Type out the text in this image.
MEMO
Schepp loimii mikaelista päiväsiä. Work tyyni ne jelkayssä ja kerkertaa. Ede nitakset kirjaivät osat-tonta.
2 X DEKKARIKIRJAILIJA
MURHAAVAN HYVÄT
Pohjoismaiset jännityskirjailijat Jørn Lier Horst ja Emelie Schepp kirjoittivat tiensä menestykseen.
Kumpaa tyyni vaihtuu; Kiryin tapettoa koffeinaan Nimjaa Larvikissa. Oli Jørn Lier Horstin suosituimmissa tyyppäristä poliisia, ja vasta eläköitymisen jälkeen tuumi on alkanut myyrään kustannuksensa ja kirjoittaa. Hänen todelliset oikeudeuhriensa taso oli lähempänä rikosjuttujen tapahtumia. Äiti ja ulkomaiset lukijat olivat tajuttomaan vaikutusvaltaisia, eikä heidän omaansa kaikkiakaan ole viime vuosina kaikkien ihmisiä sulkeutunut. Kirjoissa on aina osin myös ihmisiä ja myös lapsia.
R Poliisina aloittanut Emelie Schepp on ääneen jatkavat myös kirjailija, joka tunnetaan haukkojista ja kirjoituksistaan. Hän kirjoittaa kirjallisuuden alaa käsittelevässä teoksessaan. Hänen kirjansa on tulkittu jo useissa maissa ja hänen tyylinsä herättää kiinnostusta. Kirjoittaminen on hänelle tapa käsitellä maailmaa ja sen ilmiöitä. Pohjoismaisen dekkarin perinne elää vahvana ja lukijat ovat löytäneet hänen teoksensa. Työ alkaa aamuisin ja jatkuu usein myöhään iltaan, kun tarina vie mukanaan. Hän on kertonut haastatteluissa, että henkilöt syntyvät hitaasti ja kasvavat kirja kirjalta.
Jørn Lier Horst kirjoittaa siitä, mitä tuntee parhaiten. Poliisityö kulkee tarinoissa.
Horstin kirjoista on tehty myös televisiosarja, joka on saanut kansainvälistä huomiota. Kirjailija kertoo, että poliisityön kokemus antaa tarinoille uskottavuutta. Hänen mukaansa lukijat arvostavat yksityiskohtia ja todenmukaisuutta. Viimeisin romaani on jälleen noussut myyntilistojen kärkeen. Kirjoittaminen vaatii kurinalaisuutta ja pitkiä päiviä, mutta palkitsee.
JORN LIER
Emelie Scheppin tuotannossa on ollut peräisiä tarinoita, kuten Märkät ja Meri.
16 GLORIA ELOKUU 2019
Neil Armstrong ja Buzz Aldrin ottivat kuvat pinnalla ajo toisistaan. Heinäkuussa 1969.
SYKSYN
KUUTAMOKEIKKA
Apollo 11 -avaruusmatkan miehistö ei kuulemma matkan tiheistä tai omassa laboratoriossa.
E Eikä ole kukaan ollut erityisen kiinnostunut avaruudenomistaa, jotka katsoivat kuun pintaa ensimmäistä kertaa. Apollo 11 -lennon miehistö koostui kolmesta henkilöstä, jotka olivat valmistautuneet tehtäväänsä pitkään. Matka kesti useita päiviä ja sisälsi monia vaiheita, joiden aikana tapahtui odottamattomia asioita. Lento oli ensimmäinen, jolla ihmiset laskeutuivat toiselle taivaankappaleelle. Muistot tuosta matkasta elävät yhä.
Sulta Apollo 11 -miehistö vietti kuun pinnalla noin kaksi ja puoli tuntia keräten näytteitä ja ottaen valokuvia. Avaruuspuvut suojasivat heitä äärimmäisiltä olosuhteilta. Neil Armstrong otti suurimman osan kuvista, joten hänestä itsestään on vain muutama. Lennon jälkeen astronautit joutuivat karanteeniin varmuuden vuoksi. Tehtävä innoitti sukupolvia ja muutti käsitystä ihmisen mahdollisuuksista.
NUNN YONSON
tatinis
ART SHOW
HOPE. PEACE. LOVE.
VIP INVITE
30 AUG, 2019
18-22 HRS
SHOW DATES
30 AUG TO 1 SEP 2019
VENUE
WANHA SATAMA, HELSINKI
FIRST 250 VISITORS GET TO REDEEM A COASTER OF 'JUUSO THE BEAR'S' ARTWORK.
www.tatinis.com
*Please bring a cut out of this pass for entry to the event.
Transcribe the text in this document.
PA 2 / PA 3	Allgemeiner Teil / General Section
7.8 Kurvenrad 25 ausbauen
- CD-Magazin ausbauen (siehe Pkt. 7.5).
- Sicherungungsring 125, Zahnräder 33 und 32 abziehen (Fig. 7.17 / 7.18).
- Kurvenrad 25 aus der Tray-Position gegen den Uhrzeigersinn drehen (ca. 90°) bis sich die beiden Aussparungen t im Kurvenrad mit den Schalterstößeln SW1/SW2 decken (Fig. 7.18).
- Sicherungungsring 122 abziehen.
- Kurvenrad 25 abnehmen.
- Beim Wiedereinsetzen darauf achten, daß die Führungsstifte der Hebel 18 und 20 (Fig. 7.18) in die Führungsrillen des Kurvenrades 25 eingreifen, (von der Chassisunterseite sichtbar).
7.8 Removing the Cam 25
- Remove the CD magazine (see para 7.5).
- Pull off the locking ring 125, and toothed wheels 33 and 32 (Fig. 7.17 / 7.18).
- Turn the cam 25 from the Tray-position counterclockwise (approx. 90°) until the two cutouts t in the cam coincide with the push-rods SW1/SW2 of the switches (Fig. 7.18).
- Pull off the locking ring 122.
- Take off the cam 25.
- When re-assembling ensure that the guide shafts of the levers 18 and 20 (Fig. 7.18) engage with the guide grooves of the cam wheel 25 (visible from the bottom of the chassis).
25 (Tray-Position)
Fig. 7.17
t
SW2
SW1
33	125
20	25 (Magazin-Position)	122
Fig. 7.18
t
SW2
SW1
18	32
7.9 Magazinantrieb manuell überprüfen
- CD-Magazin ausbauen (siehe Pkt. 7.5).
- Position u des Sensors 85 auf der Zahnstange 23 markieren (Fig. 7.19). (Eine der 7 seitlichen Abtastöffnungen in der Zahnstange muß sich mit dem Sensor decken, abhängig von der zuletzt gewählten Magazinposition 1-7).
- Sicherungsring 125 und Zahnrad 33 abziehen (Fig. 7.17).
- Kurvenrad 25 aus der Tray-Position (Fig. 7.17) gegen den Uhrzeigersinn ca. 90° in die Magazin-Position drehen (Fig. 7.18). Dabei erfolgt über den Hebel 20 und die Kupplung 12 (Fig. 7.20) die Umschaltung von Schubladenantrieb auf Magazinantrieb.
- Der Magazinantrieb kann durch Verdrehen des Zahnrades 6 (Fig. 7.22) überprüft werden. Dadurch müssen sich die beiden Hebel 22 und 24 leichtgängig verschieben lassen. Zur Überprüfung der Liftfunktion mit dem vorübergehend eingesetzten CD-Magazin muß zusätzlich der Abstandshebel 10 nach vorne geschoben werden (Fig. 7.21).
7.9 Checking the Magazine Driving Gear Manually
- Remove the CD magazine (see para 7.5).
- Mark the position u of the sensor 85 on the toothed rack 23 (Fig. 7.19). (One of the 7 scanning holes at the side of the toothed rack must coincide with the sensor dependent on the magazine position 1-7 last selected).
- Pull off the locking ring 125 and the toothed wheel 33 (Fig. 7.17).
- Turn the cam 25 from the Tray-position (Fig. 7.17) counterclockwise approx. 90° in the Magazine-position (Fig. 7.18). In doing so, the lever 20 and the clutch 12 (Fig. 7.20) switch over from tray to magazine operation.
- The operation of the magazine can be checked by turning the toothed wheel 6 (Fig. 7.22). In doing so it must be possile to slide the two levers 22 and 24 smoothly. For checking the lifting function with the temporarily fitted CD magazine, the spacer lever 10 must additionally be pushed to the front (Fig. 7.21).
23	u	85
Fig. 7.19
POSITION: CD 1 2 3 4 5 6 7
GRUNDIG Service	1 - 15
....
— Exercise directions —
Extract the full listing and reproduce each line exactly.

— Task output —
Type out the text in this image.
MEMO
Schepp loimii mikaelista päiväsiä. Work tyyni ne jelkayssä ja kerkertaa. Ede nitakset kirjaivät osat-tonta.
2 X DEKKARIKIRJAILIJA
MURHAAVAN HYVÄT
Pohjoismaiset jännityskirjailijat Jørn Lier Horst ja Emelie Schepp kirjoittivat tiensä menestykseen.
Kumpaa tyyni vaihtuu; Kiryin tapettoa koffeinaan Nimjaa Larvikissa. Oli Jørn Lier Horstin suosituimmissa tyyppäristä poliisia, ja vasta eläköitymisen jälkeen tuumi on alkanut myyrään kustannuksensa ja kirjoittaa. Hänen todelliset oikeudeuhriensa taso oli lähempänä rikosjuttujen tapahtumia. Äiti ja ulkomaiset lukijat olivat tajuttomaan vaikutusvaltaisia, eikä heidän omaansa kaikkiakaan ole viime vuosina kaikkien ihmisiä sulkeutunut. Kirjoissa on aina osin myös ihmisiä ja myös lapsia.
R Poliisina aloittanut Emelie Schepp on ääneen jatkavat myös kirjailija, joka tunnetaan haukkojista ja kirjoituksistaan. Hän kirjoittaa kirjallisuuden alaa käsittelevässä teoksessaan. Hänen kirjansa on tulkittu jo useissa maissa ja hänen tyylinsä herättää kiinnostusta. Kirjoittaminen on hänelle tapa käsitellä maailmaa ja sen ilmiöitä. Pohjoismaisen dekkarin perinne elää vahvana ja lukijat ovat löytäneet hänen teoksensa. Työ alkaa aamuisin ja jatkuu usein myöhään iltaan, kun tarina vie mukanaan. Hän on kertonut haastatteluissa, että henkilöt syntyvät hitaasti ja kasvavat kirja kirjalta.
Jørn Lier Horst kirjoittaa siitä, mitä tuntee parhaiten. Poliisityö kulkee tarinoissa.
Horstin kirjoista on tehty myös televisiosarja, joka on saanut kansainvälistä huomiota. Kirjailija kertoo, että poliisityön kokemus antaa tarinoille uskottavuutta. Hänen mukaansa lukijat arvostavat yksityiskohtia ja todenmukaisuutta. Viimeisin romaani on jälleen noussut myyntilistojen kärkeen. Kirjoittaminen vaatii kurinalaisuutta ja pitkiä päiviä, mutta palkitsee.
JORN LIER
Emelie Scheppin tuotannossa on ollut peräisiä tarinoita, kuten Märkät ja Meri.
16 GLORIA ELOKUU 2019
Neil Armstrong ja Buzz Aldrin ottivat kuvat pinnalla ajo toisistaan. Heinäkuussa 1969.
SYKSYN
KUUTAMOKEIKKA
Apollo 11 -avaruusmatkan miehistö ei kuulemma matkan tiheistä tai omassa laboratoriossa.
E Eikä ole kukaan ollut erityisen kiinnostunut avaruudenomistaa, jotka katsoivat kuun pintaa ensimmäistä kertaa. Apollo 11 -lennon miehistö koostui kolmesta henkilöstä, jotka olivat valmistautuneet tehtäväänsä pitkään. Matka kesti useita päiviä ja sisälsi monia vaiheita, joiden aikana tapahtui odottamattomia asioita. Lento oli ensimmäinen, jolla ihmiset laskeutuivat toiselle taivaankappaleelle. Muistot tuosta matkasta elävät yhä.
Sulta Apollo 11 -miehistö vietti kuun pinnalla noin kaksi ja puoli tuntia keräten näytteitä ja ottaen valokuvia. Avaruuspuvut suojasivat heitä äärimmäisiltä olosuhteilta. Neil Armstrong otti suurimman osan kuvista, joten hänestä itsestään on vain muutama. Lennon jälkeen astronautit joutuivat karanteeniin varmuuden vuoksi. Tehtävä innoitti sukupolvia ja muutti käsitystä ihmisen mahdollisuuksista.
NUNN YONSON
tatinis
ART SHOW
HOPE. PEACE. LOVE.
VIP INVITE
30 AUG, 2019
18-22 HRS
SHOW DATES
30 AUG TO 1 SEP 2019
VENUE
WANHA SATAMA, HELSINKI
FIRST 250 VISITORS GET TO REDEEM A COASTER OF 'JUUSO THE BEAR'S' ARTWORK.
www.tatinis.com
*Please bring a cut out of this pass for entry to the event.
Transcribe the text in this document.
PA 2 / PA 3	Allgemeiner Teil / General Section
7.8 Kurvenrad 25 ausbauen
- CD-Magazin ausbauen (siehe Pkt. 7.5).
- Sicherungungsring 125, Zahnräder 33 und 32 abziehen (Fig. 7.17 / 7.18).
- Kurvenrad 25 aus der Tray-Position gegen den Uhrzeigersinn drehen (ca. 90°) bis sich die beiden Aussparungen t im Kurvenrad mit den Schalterstößeln SW1/SW2 decken (Fig. 7.18).
- Sicherungungsring 122 abziehen.
- Kurvenrad 25 abnehmen.
- Beim Wiedereinsetzen darauf achten, daß die Führungsstifte der Hebel 18 und 20 (Fig. 7.18) in die Führungsrillen des Kurvenrades 25 eingreifen, (von der Chassisunterseite sichtbar).
7.8 Removing the Cam 25
- Remove the CD magazine (see para 7.5).
- Pull off the locking ring 125, and toothed wheels 33 and 32 (Fig. 7.17 / 7.18).
- Turn the cam 25 from the Tray-position counterclockwise (approx. 90°) until the two cutouts t in the cam coincide with the push-rods SW1/SW2 of the switches (Fig. 7.18).
- Pull off the locking ring 122.
- Take off the cam 25.
- When re-assembling ensure that the guide shafts of the levers 18 and 20 (Fig. 7.18) engage with the guide grooves of the cam wheel 25 (visible from the bottom of the chassis).
25 (Tray-Position)
Fig. 7.17
t
SW2
SW1
33	125
20	25 (Magazin-Position)	122
Fig. 7.18
t
SW2
SW1
18	32
7.9 Magazinantrieb manuell überprüfen
- CD-Magazin ausbauen (siehe Pkt. 7.5).
- Position u des Sensors 85 auf der Zahnstange 23 markieren (Fig. 7.19). (Eine der 7 seitlichen Abtastöffnungen in der Zahnstange muß sich mit dem Sensor decken, abhängig von der zuletzt gewählten Magazinposition 1-7).
- Sicherungsring 125 und Zahnrad 33 abziehen (Fig. 7.17).
- Kurvenrad 25 aus der Tray-Position (Fig. 7.17) gegen den Uhrzeigersinn ca. 90° in die Magazin-Position drehen (Fig. 7.18). Dabei erfolgt über den Hebel 20 und die Kupplung 12 (Fig. 7.20) die Umschaltung von Schubladenantrieb auf Magazinantrieb.
- Der Magazinantrieb kann durch Verdrehen des Zahnrades 6 (Fig. 7.22) überprüft werden. Dadurch müssen sich die beiden Hebel 22 und 24 leichtgängig verschieben lassen. Zur Überprüfung der Liftfunktion mit dem vorübergehend eingesetzten CD-Magazin muß zusätzlich der Abstandshebel 10 nach vorne geschoben werden (Fig. 7.21).
7.9 Checking the Magazine Driving Gear Manually
- Remove the CD magazine (see para 7.5).
- Mark the position u of the sensor 85 on the toothed rack 23 (Fig. 7.19). (One of the 7 scanning holes at the side of the toothed rack must coincide with the sensor dependent on the magazine position 1-7 last selected).
- Pull off the locking ring 125 and the toothed wheel 33 (Fig. 7.17).
- Turn the cam 25 from the Tray-position (Fig. 7.17) counterclockwise approx. 90° in the Magazine-position (Fig. 7.18). In doing so, the lever 20 and the clutch 12 (Fig. 7.20) switch over from tray to magazine operation.
- The operation of the magazine can be checked by turning the toothed wheel 6 (Fig. 7.22). In doing so it must be possile to slide the two levers 22 and 24 smoothly. For checking the lifting function with the temporarily fitted CD magazine, the spacer lever 10 must additionally be pushed to the front (Fig. 7.21).
23	u	85
Fig. 7.19
POSITION: CD 1 2 3 4 5 6 7
GRUNDIG Service	1 - 15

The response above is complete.